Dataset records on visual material

· · · · ·

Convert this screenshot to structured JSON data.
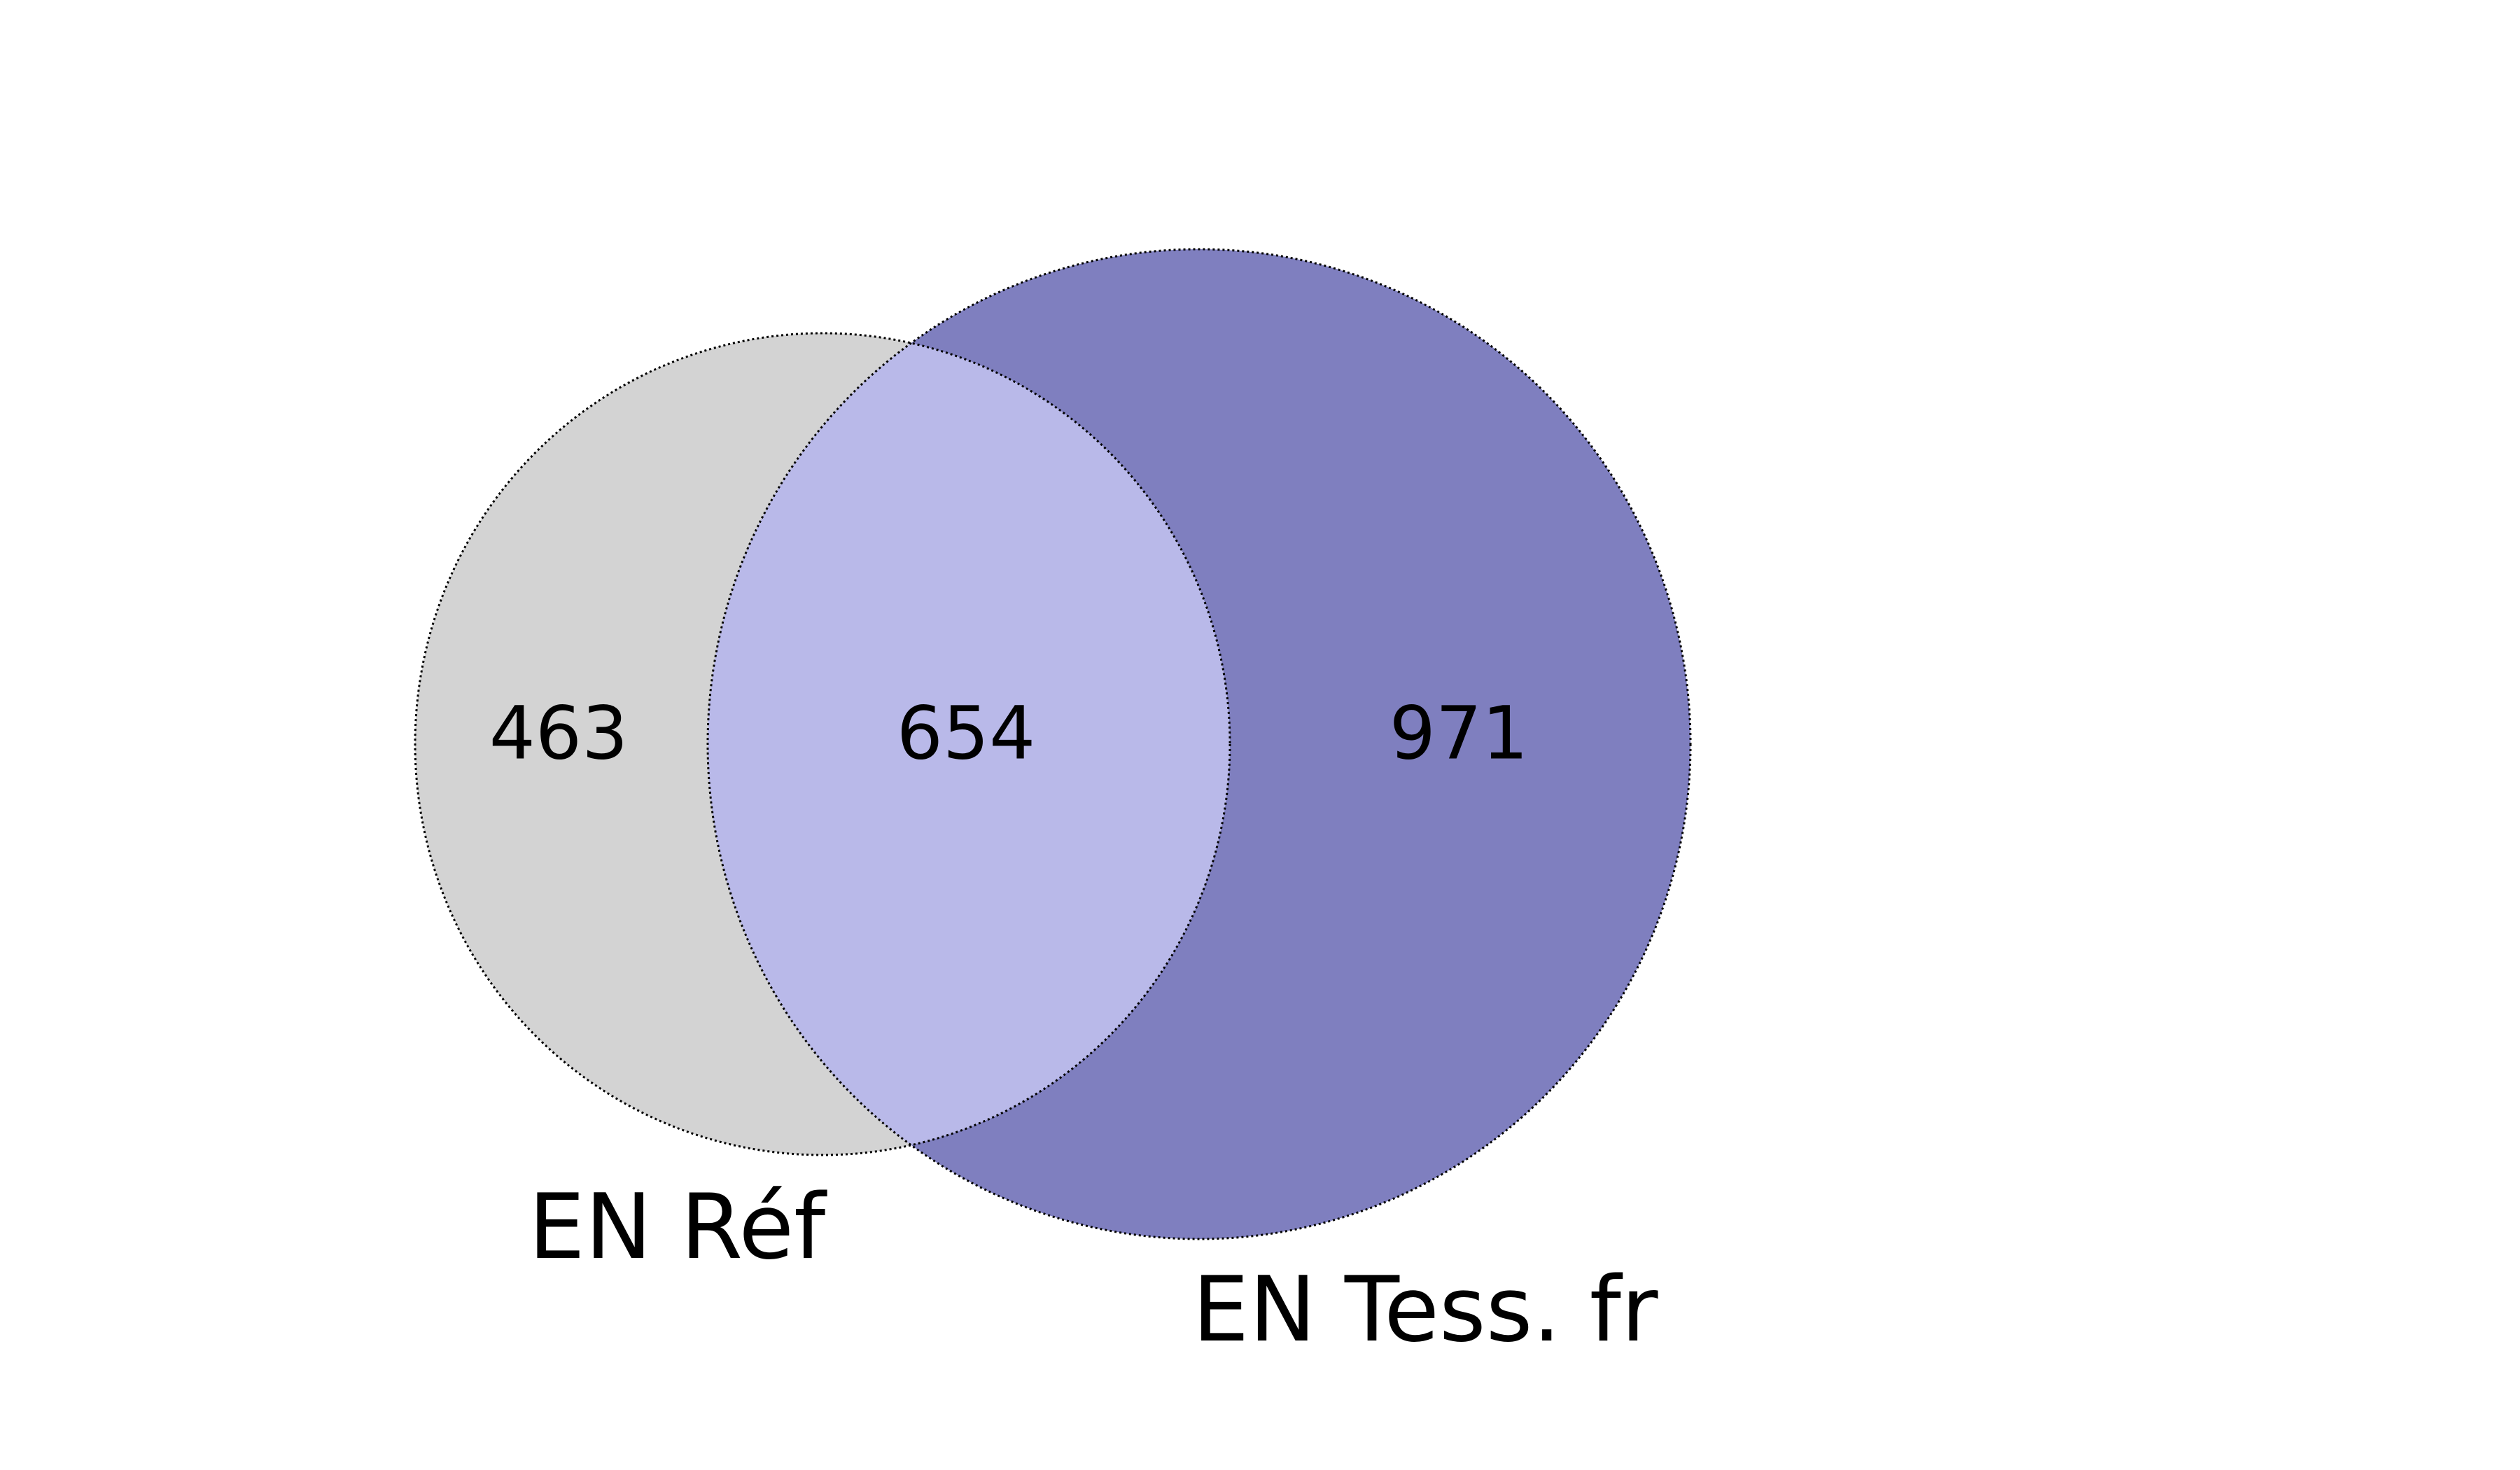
{
  "sets": [
    {
      "id": "ref",
      "label": "EN Réf",
      "color": "#d3d3d3"
    },
    {
      "id": "tess",
      "label": "EN Tess. fr",
      "color": "#7f7fbf"
    }
  ],
  "regions": {
    "ref_only": "463",
    "intersection": "654",
    "tess_only": "971"
  },
  "intersection_color": "#b9b9e9",
  "outline_color": "#000000"
}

· · · · ·

> WHAT IS EXPECTED: Except for the pictures, print the data above exactly.

> SOLUTION TO THE EXERCISE:
Convert this screenshot to structured JSON data.
{
  "sets": [
    {
      "id": "ref",
      "label": "EN Réf",
      "color": "#d3d3d3"
    },
    {
      "id": "tess",
      "label": "EN Tess. fr",
      "color": "#7f7fbf"
    }
  ],
  "regions": {
    "ref_only": "463",
    "intersection": "654",
    "tess_only": "971"
  },
  "intersection_color": "#b9b9e9",
  "outline_color": "#000000"
}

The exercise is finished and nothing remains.